## AIM OF THE EXERCISE
Using the material that follows, identify and copy each line with the string "color".

## TASK INPUT

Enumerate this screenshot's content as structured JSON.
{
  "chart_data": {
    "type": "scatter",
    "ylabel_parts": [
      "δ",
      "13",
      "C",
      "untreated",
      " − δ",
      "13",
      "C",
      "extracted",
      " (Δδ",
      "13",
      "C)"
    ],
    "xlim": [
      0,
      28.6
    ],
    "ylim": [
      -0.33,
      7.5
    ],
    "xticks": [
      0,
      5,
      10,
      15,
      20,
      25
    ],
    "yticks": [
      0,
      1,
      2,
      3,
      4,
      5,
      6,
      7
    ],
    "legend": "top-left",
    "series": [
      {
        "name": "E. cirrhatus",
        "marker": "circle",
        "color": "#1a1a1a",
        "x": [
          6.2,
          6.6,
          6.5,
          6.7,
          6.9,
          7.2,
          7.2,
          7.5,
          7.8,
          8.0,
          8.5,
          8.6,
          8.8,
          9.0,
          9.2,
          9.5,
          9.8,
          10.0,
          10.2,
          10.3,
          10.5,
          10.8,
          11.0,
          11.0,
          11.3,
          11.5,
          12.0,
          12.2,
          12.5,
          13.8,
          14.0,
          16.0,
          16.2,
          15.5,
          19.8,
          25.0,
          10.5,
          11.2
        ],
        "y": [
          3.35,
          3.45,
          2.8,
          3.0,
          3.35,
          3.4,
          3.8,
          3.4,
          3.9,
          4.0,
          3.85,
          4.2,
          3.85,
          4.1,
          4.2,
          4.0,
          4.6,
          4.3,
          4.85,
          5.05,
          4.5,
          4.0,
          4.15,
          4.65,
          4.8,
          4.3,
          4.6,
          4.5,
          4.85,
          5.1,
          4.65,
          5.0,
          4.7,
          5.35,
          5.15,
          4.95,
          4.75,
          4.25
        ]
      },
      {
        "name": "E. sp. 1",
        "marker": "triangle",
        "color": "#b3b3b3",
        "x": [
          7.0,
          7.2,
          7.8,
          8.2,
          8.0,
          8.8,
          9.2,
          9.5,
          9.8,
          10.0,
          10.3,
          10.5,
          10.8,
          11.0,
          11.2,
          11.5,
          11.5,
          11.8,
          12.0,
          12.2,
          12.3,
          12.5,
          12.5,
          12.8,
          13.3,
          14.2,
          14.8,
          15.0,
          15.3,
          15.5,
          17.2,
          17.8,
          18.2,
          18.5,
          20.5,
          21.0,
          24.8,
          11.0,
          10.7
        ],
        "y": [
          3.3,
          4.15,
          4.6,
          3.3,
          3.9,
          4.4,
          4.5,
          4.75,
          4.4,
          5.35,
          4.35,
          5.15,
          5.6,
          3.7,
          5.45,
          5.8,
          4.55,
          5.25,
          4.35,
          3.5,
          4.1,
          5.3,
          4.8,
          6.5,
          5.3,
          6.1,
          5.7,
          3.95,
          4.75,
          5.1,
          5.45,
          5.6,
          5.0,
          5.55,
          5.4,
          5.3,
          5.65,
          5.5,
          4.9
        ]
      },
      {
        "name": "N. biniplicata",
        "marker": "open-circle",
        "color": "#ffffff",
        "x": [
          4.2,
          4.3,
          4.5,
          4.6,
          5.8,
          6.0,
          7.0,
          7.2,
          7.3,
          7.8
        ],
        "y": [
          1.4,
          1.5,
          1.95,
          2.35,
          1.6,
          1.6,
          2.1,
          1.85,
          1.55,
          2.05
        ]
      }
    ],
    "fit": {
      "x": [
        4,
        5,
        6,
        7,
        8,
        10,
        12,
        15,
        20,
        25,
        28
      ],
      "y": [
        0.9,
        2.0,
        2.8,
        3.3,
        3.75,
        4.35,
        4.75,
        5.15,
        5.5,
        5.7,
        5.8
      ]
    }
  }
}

## EXERCISE RESPONSE
        "color": "#1a1a1a",
        "color": "#b3b3b3",
        "color": "#ffffff",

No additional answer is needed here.